Saved entries
────────────────────

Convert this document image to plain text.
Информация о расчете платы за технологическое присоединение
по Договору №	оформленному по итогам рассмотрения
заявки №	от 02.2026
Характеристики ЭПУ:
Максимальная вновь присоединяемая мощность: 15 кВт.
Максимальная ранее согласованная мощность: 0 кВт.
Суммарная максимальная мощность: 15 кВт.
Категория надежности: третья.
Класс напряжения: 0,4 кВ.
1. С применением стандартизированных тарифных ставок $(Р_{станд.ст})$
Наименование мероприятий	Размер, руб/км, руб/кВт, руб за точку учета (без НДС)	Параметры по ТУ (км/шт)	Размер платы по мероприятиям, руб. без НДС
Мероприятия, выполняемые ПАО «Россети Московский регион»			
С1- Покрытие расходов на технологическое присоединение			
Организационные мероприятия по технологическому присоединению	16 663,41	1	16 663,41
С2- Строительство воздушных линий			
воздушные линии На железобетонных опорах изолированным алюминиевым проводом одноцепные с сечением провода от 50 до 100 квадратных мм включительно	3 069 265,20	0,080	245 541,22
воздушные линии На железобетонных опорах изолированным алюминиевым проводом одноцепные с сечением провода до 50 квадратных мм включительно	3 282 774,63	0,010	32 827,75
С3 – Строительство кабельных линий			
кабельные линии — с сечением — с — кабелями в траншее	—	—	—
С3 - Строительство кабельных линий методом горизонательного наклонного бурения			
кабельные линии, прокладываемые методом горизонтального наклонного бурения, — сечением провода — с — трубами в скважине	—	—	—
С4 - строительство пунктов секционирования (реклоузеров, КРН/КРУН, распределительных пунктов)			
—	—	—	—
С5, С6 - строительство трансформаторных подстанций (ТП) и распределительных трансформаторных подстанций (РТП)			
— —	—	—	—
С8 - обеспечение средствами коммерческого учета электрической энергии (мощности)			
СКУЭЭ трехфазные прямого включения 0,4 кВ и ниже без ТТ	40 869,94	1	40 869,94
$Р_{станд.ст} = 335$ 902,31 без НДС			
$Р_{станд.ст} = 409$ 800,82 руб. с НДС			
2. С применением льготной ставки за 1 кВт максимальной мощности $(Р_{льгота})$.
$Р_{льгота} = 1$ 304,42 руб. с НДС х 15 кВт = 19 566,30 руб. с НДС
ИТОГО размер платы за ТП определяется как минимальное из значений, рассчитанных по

────────────────────

What is needed: Within the records above, how many lines include the word "учета"? State the number by itself.

Output for this exercise: 2